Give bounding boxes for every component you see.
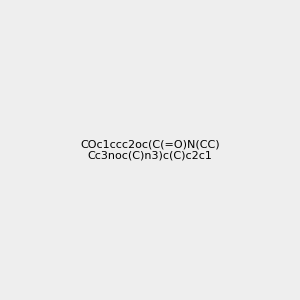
Text: COc1ccc2oc(C(=O)N(CC)
Cc3noc(C)n3)c(C)c2c1: COc1ccc2oc(C(=O)N(CC) Cc3noc(C)n3)c(C)c2… xyxy=(80,139,220,161)
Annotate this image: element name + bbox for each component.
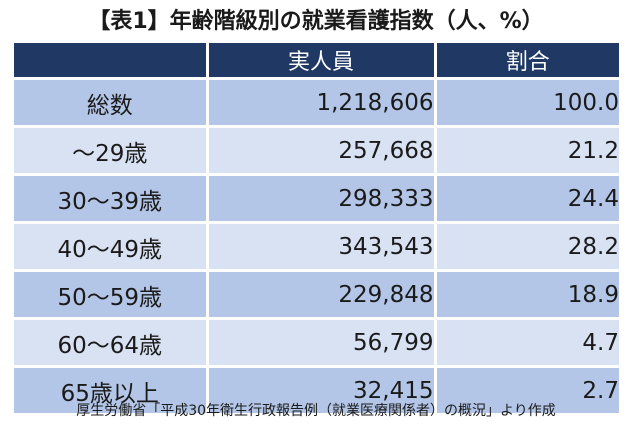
age-group-table: 実人員 割合 総数 1,218,606 100.0 ～29歳 257,668 2… [14,43,619,416]
table-row: 30～39歳 298,333 24.4 [14,174,619,224]
row-label: 50～59歳 [14,270,209,320]
row-label: 30～39歳 [14,174,209,224]
row-count: 1,218,606 [207,78,437,128]
row-count: 229,848 [207,270,437,320]
row-label: 40～49歳 [14,222,209,272]
header-ratio: 割合 [435,43,619,80]
row-ratio: 28.2 [435,222,619,272]
row-ratio: 2.7 [435,366,619,416]
table-title: 【表1】年齢階級別の就業看護指数（人、%） [88,9,544,34]
row-label: 総数 [14,78,209,128]
header-row: 実人員 割合 [14,43,619,80]
table-row: 40～49歳 343,543 28.2 [14,222,619,272]
row-label: 60～64歳 [14,318,209,368]
row-ratio: 100.0 [435,78,619,128]
row-label: 65歳以上 [14,366,209,416]
table-row: 総数 1,218,606 100.0 [14,78,619,128]
row-ratio: 21.2 [435,126,619,176]
row-count: 298,333 [207,174,437,224]
row-count: 343,543 [207,222,437,272]
header-empty-cell [14,43,209,80]
table-row: 50～59歳 229,848 18.9 [14,270,619,320]
row-count: 56,799 [207,318,437,368]
row-ratio: 24.4 [435,174,619,224]
row-ratio: 18.9 [435,270,619,320]
row-count: 257,668 [207,126,437,176]
source-note: 厚生労働省「平成30年衛生行政報告例（就業医療関係者）の概況」より作成 [76,403,556,419]
table-row: ～29歳 257,668 21.2 [14,126,619,176]
row-count: 32,415 [207,366,437,416]
table-row: 65歳以上 32,415 2.7 [14,366,619,416]
row-ratio: 4.7 [435,318,619,368]
header-count: 実人員 [207,43,437,80]
row-label: ～29歳 [14,126,209,176]
table-row: 60～64歳 56,799 4.7 [14,318,619,368]
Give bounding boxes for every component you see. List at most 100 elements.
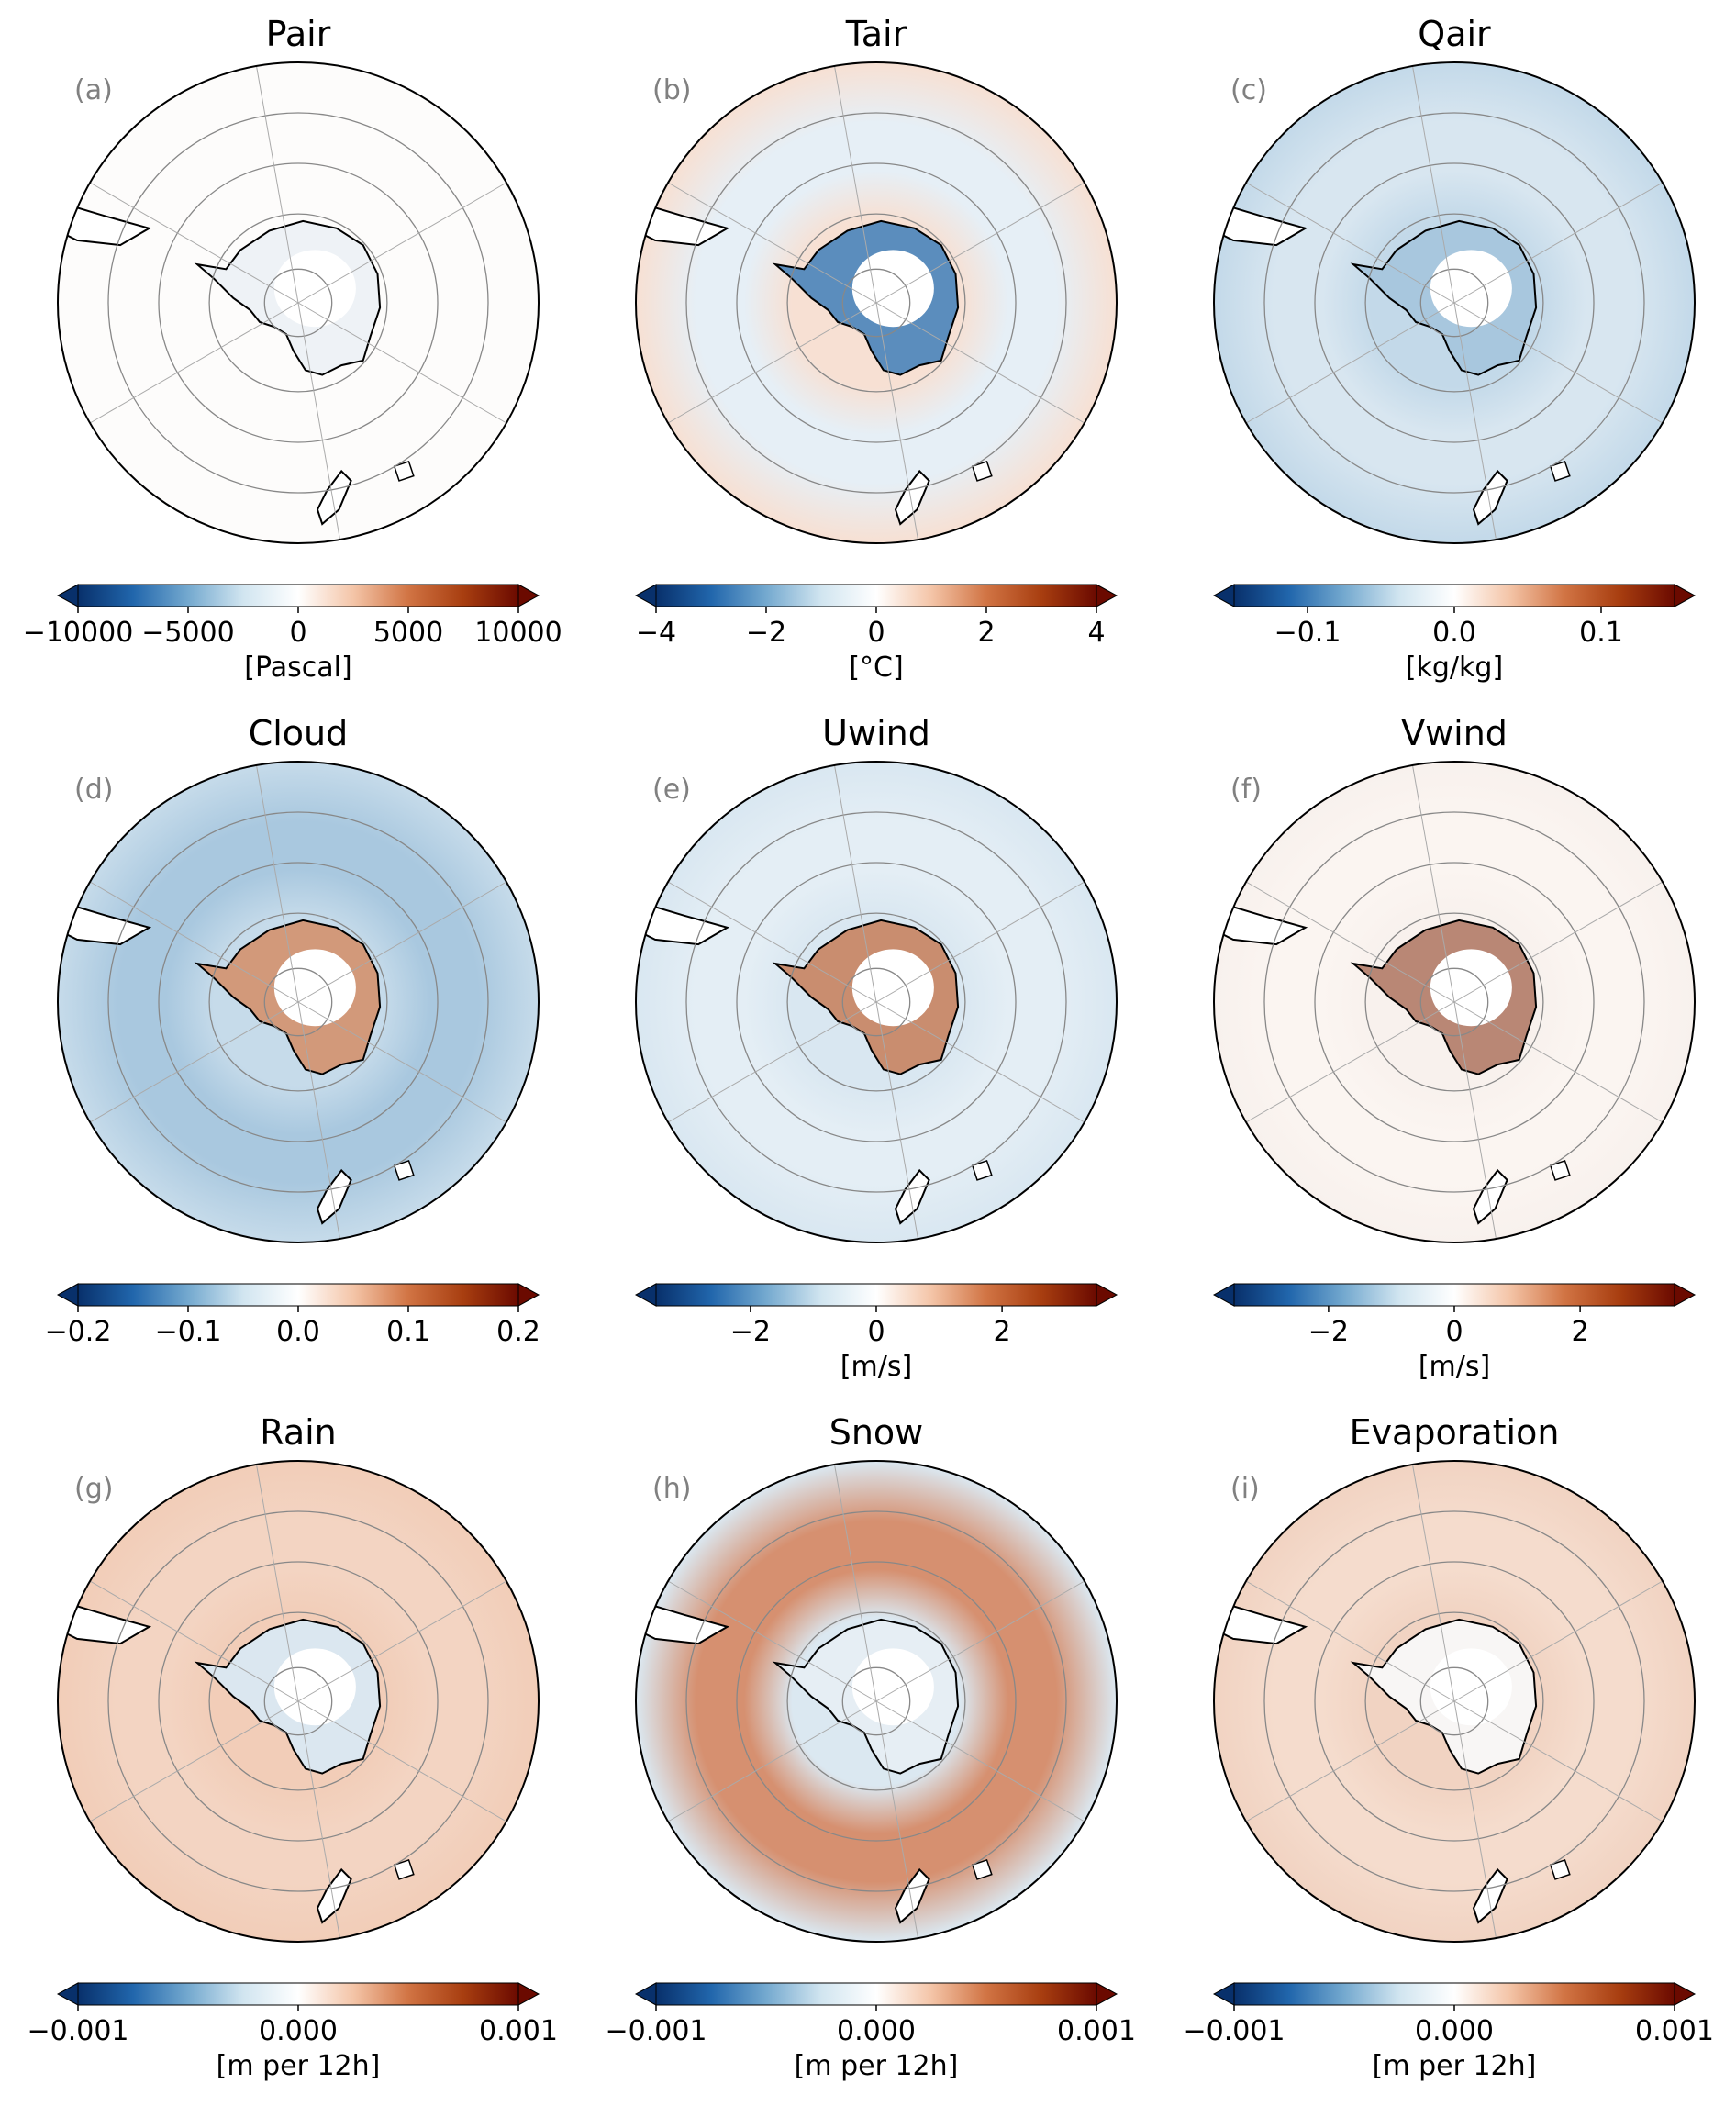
map-field	[1214, 1461, 1695, 1942]
meridian-gridline	[1453, 1580, 1664, 1702]
latitude-gridline	[107, 811, 489, 1193]
map-field	[58, 1461, 539, 1942]
map-field	[636, 1461, 1117, 1942]
colorbar-tick-label: −0.1	[155, 1316, 222, 1348]
meridian-gridline	[875, 1580, 1085, 1702]
colorbar-tick-label: 0	[867, 617, 885, 649]
latitude-gridline	[736, 862, 1017, 1142]
colorbar-extend-low	[1212, 1283, 1235, 1307]
meridian-gridline	[875, 881, 1085, 1003]
colorbar-unit-label: [m per 12h]	[795, 2050, 959, 2082]
latitude-gridline	[263, 967, 333, 1037]
meridian-gridline	[89, 1580, 299, 1702]
panel-evaporation: Evaporation (i) −0.001 0.000 0.001 [m per 12h…	[1183, 1412, 1713, 2082]
south-america-coastline	[58, 200, 152, 247]
pole-hole	[851, 949, 934, 1027]
new-zealand-coastline	[894, 469, 930, 526]
meridian-gridline	[667, 881, 877, 1003]
colorbar-extend-high	[1674, 1283, 1697, 1307]
colorbar-bar	[1233, 1283, 1675, 1307]
pole-hole	[851, 250, 934, 328]
island-coastline	[1549, 460, 1571, 482]
meridian-gridline	[256, 1464, 299, 1702]
meridian-gridline	[875, 302, 918, 540]
meridian-gridline	[89, 1001, 299, 1123]
colorbar-tick-label: 10000	[474, 617, 562, 649]
panel-title: Tair	[845, 14, 907, 54]
latitude-gridline	[1263, 811, 1645, 1193]
colorbar-extend-low	[56, 1982, 79, 2006]
colorbar-tick-label: 0	[289, 617, 306, 649]
new-zealand-coastline	[894, 1168, 930, 1225]
new-zealand-coastline	[894, 1867, 930, 1924]
colorbar: −2 0 2 [m/s]	[1212, 1283, 1697, 1383]
meridian-gridline	[1412, 1464, 1455, 1702]
map-boundary	[57, 761, 540, 1243]
latitude-gridline	[1263, 112, 1645, 494]
colorbar-tick-label: 2	[977, 617, 995, 649]
meridian-gridline	[1453, 1700, 1497, 1939]
pole-hole	[273, 949, 356, 1027]
meridian-gridline	[297, 1700, 507, 1822]
meridian-gridline	[834, 65, 877, 304]
latitude-gridline	[1263, 1510, 1645, 1892]
colorbar-tick-label: −2	[746, 617, 786, 649]
meridian-gridline	[834, 764, 877, 1003]
colorbar: −4 −2 0 2 4 [°C]	[634, 584, 1118, 684]
colorbar-unit-label: [kg/kg]	[1406, 652, 1503, 684]
meridian-gridline	[1245, 302, 1455, 424]
colorbar: −0.001 0.000 0.001 [m per 12h]	[605, 1982, 1136, 2082]
latitude-gridline	[208, 1611, 388, 1791]
meridian-gridline	[1245, 1580, 1455, 1702]
colorbar-tick-label: 2	[1572, 1316, 1589, 1348]
south-america-coastline	[1214, 200, 1308, 247]
meridian-gridline	[667, 1580, 877, 1702]
island-coastline	[1549, 1159, 1571, 1181]
south-america-coastline	[1214, 899, 1308, 946]
latitude-gridline	[786, 912, 966, 1092]
latitude-gridline	[1364, 912, 1544, 1092]
colorbar-extend-high	[517, 1283, 540, 1307]
colorbar: −10000 −5000 0 5000 10000 [Pascal]	[23, 584, 562, 684]
island-coastline	[393, 1159, 415, 1181]
map-boundary	[1213, 1460, 1696, 1943]
panel-rain: Rain (g) −0.001 0.000 0.001 [m per 12h]	[27, 1412, 557, 2082]
colorbar-bar	[77, 1283, 519, 1307]
colorbar-bar	[655, 584, 1097, 607]
colorbar-tick-label: 0.0	[276, 1316, 320, 1348]
latitude-gridline	[841, 268, 911, 338]
panel-title: Snow	[829, 1412, 924, 1453]
colorbar-unit-label: [m per 12h]	[1373, 2050, 1537, 2082]
map-field	[58, 762, 539, 1242]
panel-letter: (e)	[652, 774, 691, 806]
island-coastline	[971, 460, 993, 482]
panel-letter: (f)	[1230, 774, 1262, 806]
meridian-gridline	[875, 182, 1085, 304]
colorbar-bar	[655, 1982, 1097, 2006]
colorbar-tick-label: −0.001	[27, 2015, 128, 2047]
new-zealand-coastline	[1472, 1867, 1508, 1924]
map-boundary	[57, 61, 540, 544]
panel-letter: (h)	[652, 1473, 691, 1505]
island-coastline	[393, 1858, 415, 1880]
meridian-gridline	[1245, 182, 1455, 304]
latitude-gridline	[208, 912, 388, 1092]
map-field	[1214, 762, 1695, 1242]
panel-title: Uwind	[822, 713, 930, 753]
panel-title: Rain	[260, 1412, 337, 1453]
meridian-gridline	[875, 302, 1085, 424]
new-zealand-coastline	[1472, 1168, 1508, 1225]
meridian-gridline	[297, 182, 507, 304]
colorbar-tick-label: 0.000	[1415, 2015, 1494, 2047]
latitude-gridline	[1419, 268, 1489, 338]
panel-letter: (i)	[1230, 1473, 1260, 1505]
map-field	[636, 62, 1117, 543]
panel-letter: (c)	[1230, 74, 1267, 106]
panel-letter: (b)	[652, 74, 691, 106]
new-zealand-coastline	[316, 1867, 352, 1924]
latitude-gridline	[158, 862, 439, 1142]
colorbar-bar	[1233, 1982, 1675, 2006]
meridian-gridline	[1453, 182, 1664, 304]
panel-snow: Snow (h) −0.001 0.000 0.001 [m per 12h]	[605, 1412, 1135, 2082]
colorbar-tick-label: 0.001	[1635, 2015, 1714, 2047]
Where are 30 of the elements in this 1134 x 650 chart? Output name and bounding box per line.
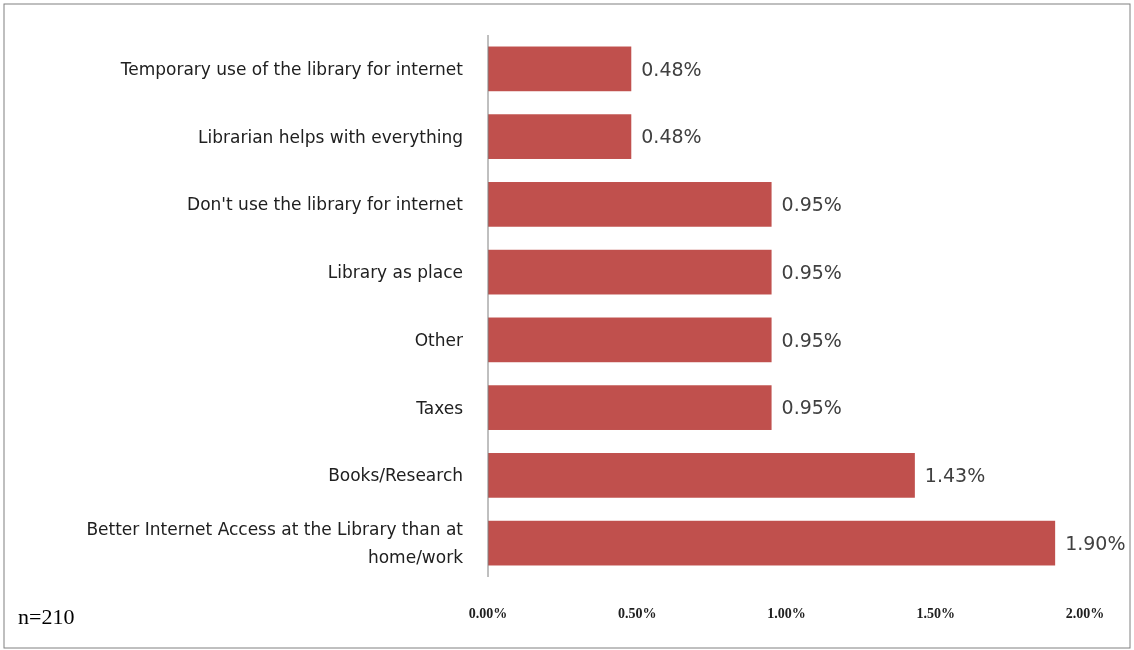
y-tick-label: Better Internet Access at the Library than at home/work	[86, 519, 464, 568]
y-tick-label: Books/Research	[328, 465, 463, 486]
data-label: 0.95%	[781, 328, 842, 351]
bar	[488, 249, 772, 295]
data-label: 0.95%	[781, 193, 842, 216]
data-label: 0.95%	[781, 396, 842, 419]
data-label: 1.90%	[1065, 531, 1126, 554]
x-tick-label: 2.00%	[1065, 606, 1105, 621]
x-tick-label: 0.00%	[468, 606, 508, 621]
text: n=210	[18, 604, 75, 629]
bar	[488, 520, 1056, 566]
y-tick-label: Don't use the library for internet	[187, 194, 464, 215]
x-tick-label: 1.50%	[916, 606, 955, 621]
y-tick-label: Library as place	[327, 262, 463, 283]
y-tick-label: Taxes	[415, 397, 464, 418]
data-label: 1.43%	[924, 464, 986, 487]
x-tick-label: 0.50%	[618, 606, 657, 621]
bar	[488, 453, 915, 498]
bar	[488, 46, 632, 92]
data-label: 0.48%	[641, 125, 702, 148]
x-tick-label: 1.00%	[767, 606, 806, 621]
data-label: 0.48%	[641, 57, 702, 80]
bar	[488, 317, 772, 363]
bar	[488, 182, 772, 227]
data-label: 0.95%	[781, 260, 842, 283]
bar	[488, 114, 632, 159]
y-tick-label: Other	[414, 329, 463, 350]
y-tick-label: Librarian helps with everything	[198, 126, 463, 147]
y-tick-label: Temporary use of the library for internet	[119, 58, 464, 79]
bar	[488, 385, 772, 430]
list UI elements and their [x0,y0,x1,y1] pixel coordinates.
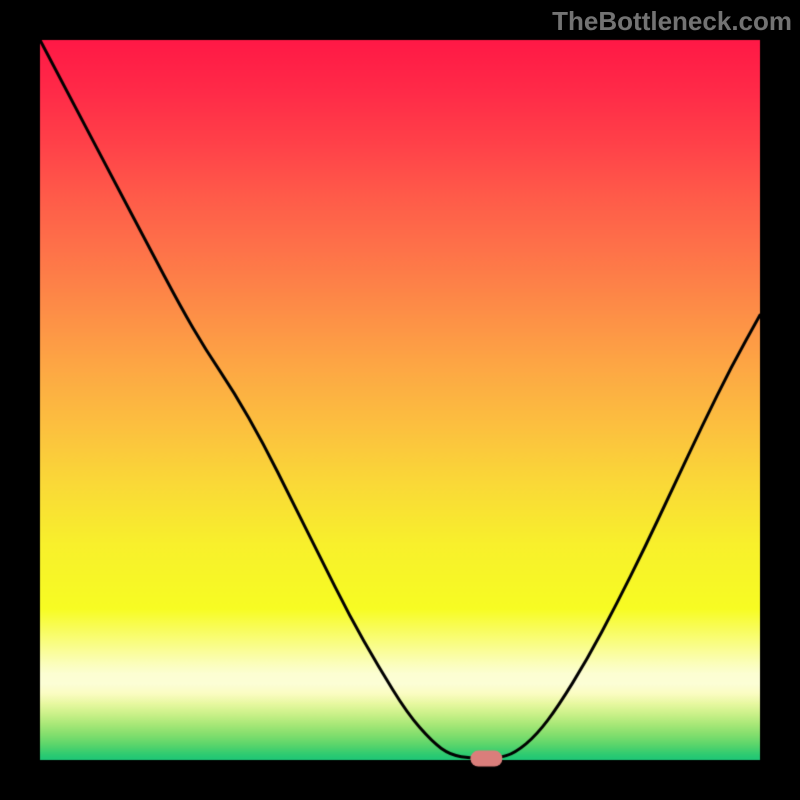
chart-container: TheBottleneck.com [0,0,800,800]
bottleneck-chart-canvas [0,0,800,800]
watermark-text: TheBottleneck.com [552,6,792,37]
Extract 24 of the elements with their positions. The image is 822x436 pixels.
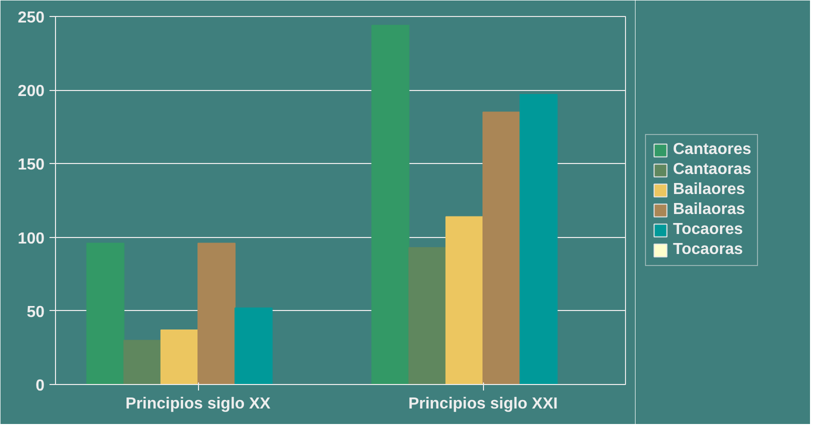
bar <box>445 216 484 384</box>
y-tick-label: 100 <box>18 230 45 248</box>
bar <box>86 242 124 384</box>
bar <box>234 307 273 384</box>
bar <box>371 24 410 384</box>
y-tick-label: 200 <box>18 83 45 100</box>
legend-label: Bailaores <box>673 181 746 199</box>
bar <box>123 340 162 384</box>
y-tick-label: 150 <box>18 156 45 174</box>
y-tick-label: 0 <box>36 378 45 394</box>
bar <box>160 330 198 384</box>
legend-label: Cantaores <box>673 141 752 159</box>
x-tick-label: Principios siglo XX <box>126 396 271 412</box>
legend-label: Cantaoras <box>673 161 752 179</box>
y-tick-label: 250 <box>18 10 45 26</box>
legend-label: Bailaoras <box>673 201 746 219</box>
legend-label: Tocaores <box>673 221 743 239</box>
x-tick-label: Principios siglo XXI <box>408 396 558 412</box>
bar <box>408 247 446 384</box>
bar <box>198 242 236 384</box>
bar <box>482 112 521 384</box>
bar <box>520 94 558 384</box>
legend-label: Tocaoras <box>673 241 743 259</box>
y-tick-label: 50 <box>26 304 45 321</box>
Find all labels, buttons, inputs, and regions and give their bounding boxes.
────
Task statement — Please rename "row-ratio" to "row-share" in everything from the start of the material down through the line containing "Give bounding boxes for every component you see. List", leaving all else unchanged. Omit the pictures from your answer.

Correct answer —
Give bounding boxes for every component you see.
Text: COc1ccc2oc(C(=O)N(CC)
Cc3noc(C)n3)c(C)c2c1: COc1ccc2oc(C(=O)N(CC) Cc3noc(C)n3)c(C)c2… xyxy=(80,139,220,161)
Annotate this image: element name + bbox for each component.
age-group-table: 実人員 割合 総数 1,218,606 100.0 ～29歳 257,668 2… [14,43,619,416]
table-row: 30～39歳 298,333 24.4 [14,174,619,224]
row-label: 50～59歳 [14,270,209,320]
row-label: 30～39歳 [14,174,209,224]
row-count: 1,218,606 [207,78,437,128]
row-count: 229,848 [207,270,437,320]
row-label: 40～49歳 [14,222,209,272]
header-ratio: 割合 [435,43,619,80]
row-share: 28.2 [435,222,619,272]
row-share: 2.7 [435,366,619,416]
table-title: 【表1】年齢階級別の就業看護指数（人、%） [88,9,544,34]
row-label: 総数 [14,78,209,128]
header-row: 実人員 割合 [14,43,619,80]
table-row: 40～49歳 343,543 28.2 [14,222,619,272]
row-label: 60～64歳 [14,318,209,368]
row-share: 100.0 [435,78,619,128]
row-label: 65歳以上 [14,366,209,416]
table-row: 総数 1,218,606 100.0 [14,78,619,128]
row-share: 21.2 [435,126,619,176]
row-count: 298,333 [207,174,437,224]
row-count: 343,543 [207,222,437,272]
header-empty-cell [14,43,209,80]
table-row: 50～59歳 229,848 18.9 [14,270,619,320]
row-count: 56,799 [207,318,437,368]
row-share: 24.4 [435,174,619,224]
row-share: 18.9 [435,270,619,320]
row-count: 257,668 [207,126,437,176]
source-note: 厚生労働省「平成30年衛生行政報告例（就業医療関係者）の概況」より作成 [76,403,556,419]
table-row: ～29歳 257,668 21.2 [14,126,619,176]
row-count: 32,415 [207,366,437,416]
table-row: 65歳以上 32,415 2.7 [14,366,619,416]
row-share: 4.7 [435,318,619,368]
header-count: 実人員 [207,43,437,80]
row-label: ～29歳 [14,126,209,176]
table-row: 60～64歳 56,799 4.7 [14,318,619,368]
Give bounding boxes for every component you see. List at most 100 elements.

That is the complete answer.